**EXERCISE AIM**
Select and reproduce each line of the listing below that bears the string "JSON".
--- BEGIN ---
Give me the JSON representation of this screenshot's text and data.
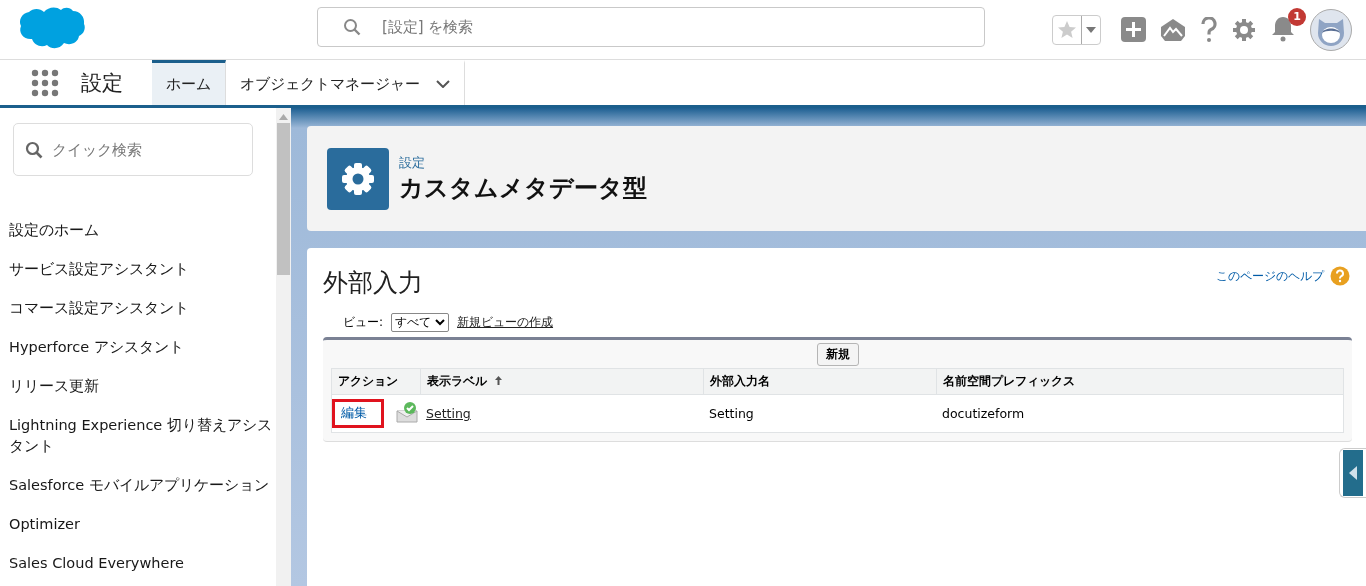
{
  "header": {
    "search_placeholder": "[設定] を検索",
    "notification_count": "1"
  },
  "nav": {
    "app_name": "設定",
    "tabs": [
      {
        "label": "ホーム",
        "selected": true,
        "has_menu": false
      },
      {
        "label": "オブジェクトマネージャー",
        "selected": false,
        "has_menu": true
      }
    ]
  },
  "sidebar": {
    "search_placeholder": "クイック検索",
    "items": [
      {
        "label": "設定のホーム"
      },
      {
        "label": "サービス設定アシスタント"
      },
      {
        "label": "コマース設定アシスタント"
      },
      {
        "label": "Hyperforce アシスタント"
      },
      {
        "label": "リリース更新"
      },
      {
        "label": "Lightning Experience 切り替えアシスタント"
      },
      {
        "label": "Salesforce モバイルアプリケーション"
      },
      {
        "label": "Optimizer"
      },
      {
        "label": "Sales Cloud Everywhere"
      }
    ]
  },
  "page_header": {
    "breadcrumb": "設定",
    "title": "カスタムメタデータ型"
  },
  "content": {
    "title": "外部入力",
    "help_link": "このページのヘルプ",
    "view_label": "ビュー:",
    "view_value": "すべて",
    "new_view_link": "新規ビューの作成",
    "new_button": "新規",
    "table": {
      "columns": [
        {
          "label": "アクション",
          "sorted": false
        },
        {
          "label": "表示ラベル",
          "sorted": true
        },
        {
          "label": "外部入力名",
          "sorted": false
        },
        {
          "label": "名前空間プレフィックス",
          "sorted": false
        }
      ],
      "rows": [
        {
          "action": "編集",
          "action_highlighted": true,
          "label": "Setting",
          "name": "Setting",
          "namespace": "docutizeform"
        }
      ]
    }
  }
}
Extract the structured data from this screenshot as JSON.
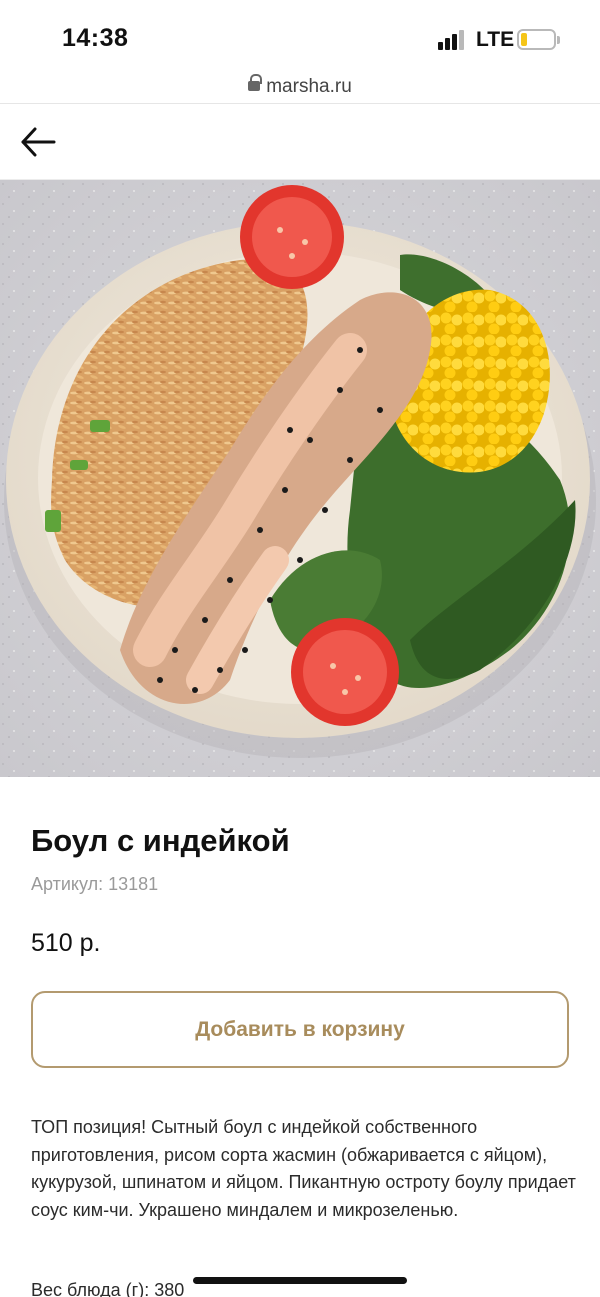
{
  "status_bar": {
    "time": "14:38",
    "network": "LTE"
  },
  "browser": {
    "url": "marsha.ru"
  },
  "product": {
    "title": "Боул с индейкой",
    "sku": "Артикул: 13181",
    "price": "510 р.",
    "add_to_cart_label": "Добавить в корзину",
    "description": "ТОП позиция! Сытный боул с индейкой собственного приготовления, рисом сорта жасмин (обжаривается с яйцом), кукурузой, шпинатом и яйцом. Пикантную остроту боулу придает соус ким-чи. Украшено миндалем и микрозеленью.",
    "weight": "Вес блюда (г): 380"
  },
  "colors": {
    "accent": "#b39a6f",
    "accent_text": "#a88c5c",
    "battery": "#f5c518"
  },
  "icons": {
    "back": "arrow-left-icon",
    "lock": "lock-icon"
  }
}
--- END ---
**SOLUTION TO THE EXERCISE**
Give me the JSON representation of this screenshot's text and data.
Extract the structured data from this screenshot as JSON.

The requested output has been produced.